TASK OBJECTIVE - Return the count of lines with the string "SURSA" in them, and nothing else.

MATERIAL PROVIDED -
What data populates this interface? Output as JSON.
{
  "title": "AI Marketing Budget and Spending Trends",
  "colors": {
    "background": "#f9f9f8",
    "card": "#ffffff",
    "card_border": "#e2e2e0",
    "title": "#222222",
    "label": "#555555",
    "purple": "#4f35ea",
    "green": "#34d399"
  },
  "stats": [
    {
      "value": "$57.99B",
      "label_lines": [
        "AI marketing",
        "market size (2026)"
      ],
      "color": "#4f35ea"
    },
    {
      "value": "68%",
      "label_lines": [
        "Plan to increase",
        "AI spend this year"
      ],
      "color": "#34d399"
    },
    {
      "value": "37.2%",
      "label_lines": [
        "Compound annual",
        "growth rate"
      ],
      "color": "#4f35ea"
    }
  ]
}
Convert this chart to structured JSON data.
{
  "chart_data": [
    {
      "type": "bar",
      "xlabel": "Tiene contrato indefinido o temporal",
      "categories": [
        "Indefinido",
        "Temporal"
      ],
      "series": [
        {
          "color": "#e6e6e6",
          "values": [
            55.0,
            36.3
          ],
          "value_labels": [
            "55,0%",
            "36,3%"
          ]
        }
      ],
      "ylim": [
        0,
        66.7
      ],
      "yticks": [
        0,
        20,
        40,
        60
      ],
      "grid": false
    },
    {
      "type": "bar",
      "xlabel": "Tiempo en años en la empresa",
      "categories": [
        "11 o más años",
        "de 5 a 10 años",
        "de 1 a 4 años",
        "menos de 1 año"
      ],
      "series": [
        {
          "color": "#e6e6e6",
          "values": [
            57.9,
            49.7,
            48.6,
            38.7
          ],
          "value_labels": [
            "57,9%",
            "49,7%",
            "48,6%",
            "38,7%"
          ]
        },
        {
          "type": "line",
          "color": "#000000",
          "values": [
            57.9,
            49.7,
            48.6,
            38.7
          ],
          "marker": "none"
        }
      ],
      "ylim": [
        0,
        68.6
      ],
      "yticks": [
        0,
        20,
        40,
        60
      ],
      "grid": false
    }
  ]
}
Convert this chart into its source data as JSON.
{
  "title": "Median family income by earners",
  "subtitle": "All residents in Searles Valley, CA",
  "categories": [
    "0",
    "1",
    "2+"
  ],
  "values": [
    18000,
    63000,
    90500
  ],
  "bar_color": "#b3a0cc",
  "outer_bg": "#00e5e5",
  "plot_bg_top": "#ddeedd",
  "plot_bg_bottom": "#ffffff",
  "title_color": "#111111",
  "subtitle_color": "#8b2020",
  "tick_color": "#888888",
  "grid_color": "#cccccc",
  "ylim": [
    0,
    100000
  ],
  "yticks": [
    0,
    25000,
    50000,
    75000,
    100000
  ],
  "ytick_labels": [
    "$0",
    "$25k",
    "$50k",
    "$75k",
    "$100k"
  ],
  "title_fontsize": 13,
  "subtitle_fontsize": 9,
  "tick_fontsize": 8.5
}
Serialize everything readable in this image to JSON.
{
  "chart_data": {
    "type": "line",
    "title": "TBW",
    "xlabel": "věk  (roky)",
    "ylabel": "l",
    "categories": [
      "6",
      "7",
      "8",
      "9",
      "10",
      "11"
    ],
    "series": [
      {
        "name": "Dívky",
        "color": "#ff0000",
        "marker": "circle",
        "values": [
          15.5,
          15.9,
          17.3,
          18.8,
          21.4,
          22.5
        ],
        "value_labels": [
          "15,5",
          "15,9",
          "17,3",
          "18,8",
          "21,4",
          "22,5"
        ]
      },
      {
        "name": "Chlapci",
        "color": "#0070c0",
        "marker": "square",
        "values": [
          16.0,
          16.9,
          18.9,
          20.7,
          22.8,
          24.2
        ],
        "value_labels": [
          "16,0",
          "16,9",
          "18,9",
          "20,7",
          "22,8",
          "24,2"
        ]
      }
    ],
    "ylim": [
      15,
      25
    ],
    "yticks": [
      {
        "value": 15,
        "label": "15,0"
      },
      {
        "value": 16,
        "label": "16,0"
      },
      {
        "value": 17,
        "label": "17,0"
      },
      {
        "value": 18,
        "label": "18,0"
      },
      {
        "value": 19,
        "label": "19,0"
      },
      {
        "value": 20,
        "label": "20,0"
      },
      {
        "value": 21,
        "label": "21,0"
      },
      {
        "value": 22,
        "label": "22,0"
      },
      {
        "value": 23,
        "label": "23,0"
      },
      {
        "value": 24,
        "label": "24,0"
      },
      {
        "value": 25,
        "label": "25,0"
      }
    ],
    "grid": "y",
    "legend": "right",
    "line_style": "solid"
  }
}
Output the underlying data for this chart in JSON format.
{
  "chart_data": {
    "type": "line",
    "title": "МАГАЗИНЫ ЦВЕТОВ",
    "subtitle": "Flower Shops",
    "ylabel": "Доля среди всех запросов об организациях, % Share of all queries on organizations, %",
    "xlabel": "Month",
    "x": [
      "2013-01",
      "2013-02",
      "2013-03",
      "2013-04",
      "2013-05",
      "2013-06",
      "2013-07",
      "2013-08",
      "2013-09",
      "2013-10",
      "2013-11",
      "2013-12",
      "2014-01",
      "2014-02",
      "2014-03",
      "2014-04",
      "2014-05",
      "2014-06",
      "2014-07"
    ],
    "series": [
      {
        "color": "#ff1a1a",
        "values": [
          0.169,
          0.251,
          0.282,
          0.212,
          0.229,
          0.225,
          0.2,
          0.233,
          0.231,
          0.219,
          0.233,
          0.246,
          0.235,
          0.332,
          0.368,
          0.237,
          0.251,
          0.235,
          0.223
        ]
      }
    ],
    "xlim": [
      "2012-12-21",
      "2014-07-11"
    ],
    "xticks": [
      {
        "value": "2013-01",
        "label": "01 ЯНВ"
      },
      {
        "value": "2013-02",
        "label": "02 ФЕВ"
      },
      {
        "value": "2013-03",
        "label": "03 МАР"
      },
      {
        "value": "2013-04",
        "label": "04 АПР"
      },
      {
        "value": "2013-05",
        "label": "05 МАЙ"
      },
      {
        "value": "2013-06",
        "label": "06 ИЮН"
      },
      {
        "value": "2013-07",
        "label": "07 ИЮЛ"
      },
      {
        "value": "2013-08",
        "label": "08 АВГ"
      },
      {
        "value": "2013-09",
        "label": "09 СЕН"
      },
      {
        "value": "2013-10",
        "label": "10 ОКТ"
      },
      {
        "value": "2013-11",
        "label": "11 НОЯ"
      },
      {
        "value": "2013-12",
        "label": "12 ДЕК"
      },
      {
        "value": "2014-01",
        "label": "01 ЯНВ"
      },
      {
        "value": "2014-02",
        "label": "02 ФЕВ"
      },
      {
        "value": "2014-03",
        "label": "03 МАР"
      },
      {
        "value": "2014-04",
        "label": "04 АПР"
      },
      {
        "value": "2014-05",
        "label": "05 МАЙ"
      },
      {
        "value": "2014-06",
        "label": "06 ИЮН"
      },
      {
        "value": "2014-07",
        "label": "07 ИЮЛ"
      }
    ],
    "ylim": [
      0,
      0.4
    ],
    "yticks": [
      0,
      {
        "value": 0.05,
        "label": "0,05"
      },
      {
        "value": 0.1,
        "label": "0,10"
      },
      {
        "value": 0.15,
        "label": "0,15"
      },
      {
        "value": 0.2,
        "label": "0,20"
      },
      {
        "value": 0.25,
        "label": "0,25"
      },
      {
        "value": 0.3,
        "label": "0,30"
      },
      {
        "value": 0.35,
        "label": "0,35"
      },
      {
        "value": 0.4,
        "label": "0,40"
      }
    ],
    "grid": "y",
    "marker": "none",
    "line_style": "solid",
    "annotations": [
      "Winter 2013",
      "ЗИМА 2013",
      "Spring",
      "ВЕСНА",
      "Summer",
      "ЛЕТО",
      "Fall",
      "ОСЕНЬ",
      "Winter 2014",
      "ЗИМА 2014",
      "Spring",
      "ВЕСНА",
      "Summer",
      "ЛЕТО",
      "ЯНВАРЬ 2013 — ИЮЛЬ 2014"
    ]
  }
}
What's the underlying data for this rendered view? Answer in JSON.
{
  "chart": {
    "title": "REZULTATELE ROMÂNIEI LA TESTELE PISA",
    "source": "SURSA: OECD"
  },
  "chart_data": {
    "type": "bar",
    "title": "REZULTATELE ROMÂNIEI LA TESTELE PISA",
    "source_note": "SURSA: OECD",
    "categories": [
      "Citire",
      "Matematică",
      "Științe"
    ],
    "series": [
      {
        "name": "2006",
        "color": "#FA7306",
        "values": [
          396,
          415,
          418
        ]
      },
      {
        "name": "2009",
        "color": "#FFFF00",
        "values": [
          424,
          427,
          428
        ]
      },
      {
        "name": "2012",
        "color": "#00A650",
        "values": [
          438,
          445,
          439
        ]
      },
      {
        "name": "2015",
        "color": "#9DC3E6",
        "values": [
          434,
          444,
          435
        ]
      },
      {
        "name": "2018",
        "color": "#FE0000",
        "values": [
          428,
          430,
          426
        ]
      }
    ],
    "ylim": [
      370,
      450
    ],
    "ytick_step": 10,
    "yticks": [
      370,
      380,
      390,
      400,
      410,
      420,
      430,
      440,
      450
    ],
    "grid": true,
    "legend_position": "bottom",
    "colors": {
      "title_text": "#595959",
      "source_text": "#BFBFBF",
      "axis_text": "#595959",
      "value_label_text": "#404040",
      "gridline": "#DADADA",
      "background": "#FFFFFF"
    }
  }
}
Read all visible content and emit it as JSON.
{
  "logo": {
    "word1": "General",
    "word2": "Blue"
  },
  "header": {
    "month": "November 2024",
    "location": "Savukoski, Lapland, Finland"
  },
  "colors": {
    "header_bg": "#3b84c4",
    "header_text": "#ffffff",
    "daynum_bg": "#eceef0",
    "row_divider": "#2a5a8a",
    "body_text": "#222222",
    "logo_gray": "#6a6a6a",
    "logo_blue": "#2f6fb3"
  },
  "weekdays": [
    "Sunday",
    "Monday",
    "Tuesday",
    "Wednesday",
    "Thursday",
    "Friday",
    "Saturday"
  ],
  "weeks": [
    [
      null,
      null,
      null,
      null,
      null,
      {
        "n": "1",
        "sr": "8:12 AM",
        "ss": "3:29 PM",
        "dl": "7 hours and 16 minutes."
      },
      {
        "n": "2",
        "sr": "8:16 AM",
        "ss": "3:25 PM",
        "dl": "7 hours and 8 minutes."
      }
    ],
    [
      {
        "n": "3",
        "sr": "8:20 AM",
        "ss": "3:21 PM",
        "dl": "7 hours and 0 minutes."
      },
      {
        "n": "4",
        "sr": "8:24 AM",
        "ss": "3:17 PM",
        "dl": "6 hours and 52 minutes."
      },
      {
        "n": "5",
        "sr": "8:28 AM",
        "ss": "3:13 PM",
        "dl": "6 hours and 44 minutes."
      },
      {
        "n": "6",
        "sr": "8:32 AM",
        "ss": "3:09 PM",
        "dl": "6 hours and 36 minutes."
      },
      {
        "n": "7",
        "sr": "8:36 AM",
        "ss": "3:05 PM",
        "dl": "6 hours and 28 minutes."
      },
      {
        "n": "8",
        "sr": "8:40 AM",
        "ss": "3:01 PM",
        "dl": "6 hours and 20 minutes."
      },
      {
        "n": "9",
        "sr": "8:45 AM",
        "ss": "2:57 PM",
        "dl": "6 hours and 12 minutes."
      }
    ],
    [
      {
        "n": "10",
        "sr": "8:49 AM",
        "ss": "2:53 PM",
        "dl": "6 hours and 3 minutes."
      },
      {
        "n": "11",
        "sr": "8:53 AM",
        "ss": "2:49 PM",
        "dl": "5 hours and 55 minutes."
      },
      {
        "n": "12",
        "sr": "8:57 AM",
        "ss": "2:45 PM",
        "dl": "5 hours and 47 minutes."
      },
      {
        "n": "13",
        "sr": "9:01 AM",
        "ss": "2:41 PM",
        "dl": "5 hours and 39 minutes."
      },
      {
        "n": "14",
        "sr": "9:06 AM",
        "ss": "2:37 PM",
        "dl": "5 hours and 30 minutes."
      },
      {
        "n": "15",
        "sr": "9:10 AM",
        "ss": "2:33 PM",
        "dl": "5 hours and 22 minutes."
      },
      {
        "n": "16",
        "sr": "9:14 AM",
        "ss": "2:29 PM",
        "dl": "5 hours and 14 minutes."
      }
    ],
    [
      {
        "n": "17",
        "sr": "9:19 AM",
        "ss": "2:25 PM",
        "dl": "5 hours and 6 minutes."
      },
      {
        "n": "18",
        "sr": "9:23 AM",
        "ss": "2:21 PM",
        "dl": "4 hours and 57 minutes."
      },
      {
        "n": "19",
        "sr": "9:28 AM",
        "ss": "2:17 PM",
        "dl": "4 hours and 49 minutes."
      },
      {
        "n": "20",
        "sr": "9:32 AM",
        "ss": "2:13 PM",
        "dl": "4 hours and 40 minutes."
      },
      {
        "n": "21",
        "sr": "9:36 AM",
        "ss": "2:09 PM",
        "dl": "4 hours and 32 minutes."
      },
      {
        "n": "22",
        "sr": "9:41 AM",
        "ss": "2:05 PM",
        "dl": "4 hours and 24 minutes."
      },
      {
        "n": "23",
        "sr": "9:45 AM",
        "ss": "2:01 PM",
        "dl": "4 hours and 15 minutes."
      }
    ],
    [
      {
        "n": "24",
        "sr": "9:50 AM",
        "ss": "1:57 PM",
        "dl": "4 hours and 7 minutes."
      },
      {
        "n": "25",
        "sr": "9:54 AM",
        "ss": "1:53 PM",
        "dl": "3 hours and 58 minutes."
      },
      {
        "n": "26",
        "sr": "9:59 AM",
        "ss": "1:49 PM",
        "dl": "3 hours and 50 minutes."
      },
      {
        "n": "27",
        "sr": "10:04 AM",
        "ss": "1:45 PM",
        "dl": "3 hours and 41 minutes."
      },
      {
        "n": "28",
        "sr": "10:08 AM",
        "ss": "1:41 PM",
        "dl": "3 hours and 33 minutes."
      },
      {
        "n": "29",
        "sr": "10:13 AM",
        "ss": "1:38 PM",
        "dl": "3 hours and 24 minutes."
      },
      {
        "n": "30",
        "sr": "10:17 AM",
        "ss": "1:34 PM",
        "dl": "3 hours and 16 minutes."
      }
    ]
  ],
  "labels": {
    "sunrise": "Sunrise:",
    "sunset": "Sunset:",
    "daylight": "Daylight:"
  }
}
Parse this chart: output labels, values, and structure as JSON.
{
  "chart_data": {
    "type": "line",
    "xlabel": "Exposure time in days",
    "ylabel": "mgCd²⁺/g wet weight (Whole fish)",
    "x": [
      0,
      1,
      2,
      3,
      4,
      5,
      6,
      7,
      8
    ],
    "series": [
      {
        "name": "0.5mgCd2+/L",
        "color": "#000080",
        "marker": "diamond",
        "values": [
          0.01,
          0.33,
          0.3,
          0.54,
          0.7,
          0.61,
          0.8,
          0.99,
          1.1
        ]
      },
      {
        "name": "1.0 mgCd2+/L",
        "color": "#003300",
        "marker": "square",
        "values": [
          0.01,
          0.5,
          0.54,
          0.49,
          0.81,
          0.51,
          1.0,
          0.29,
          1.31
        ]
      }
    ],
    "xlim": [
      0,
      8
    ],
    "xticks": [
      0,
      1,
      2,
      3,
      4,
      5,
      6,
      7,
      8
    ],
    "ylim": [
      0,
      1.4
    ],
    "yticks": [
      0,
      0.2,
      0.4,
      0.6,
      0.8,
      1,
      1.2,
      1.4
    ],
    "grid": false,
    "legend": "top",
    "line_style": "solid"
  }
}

OUTPUT FOR THIS TASK - 2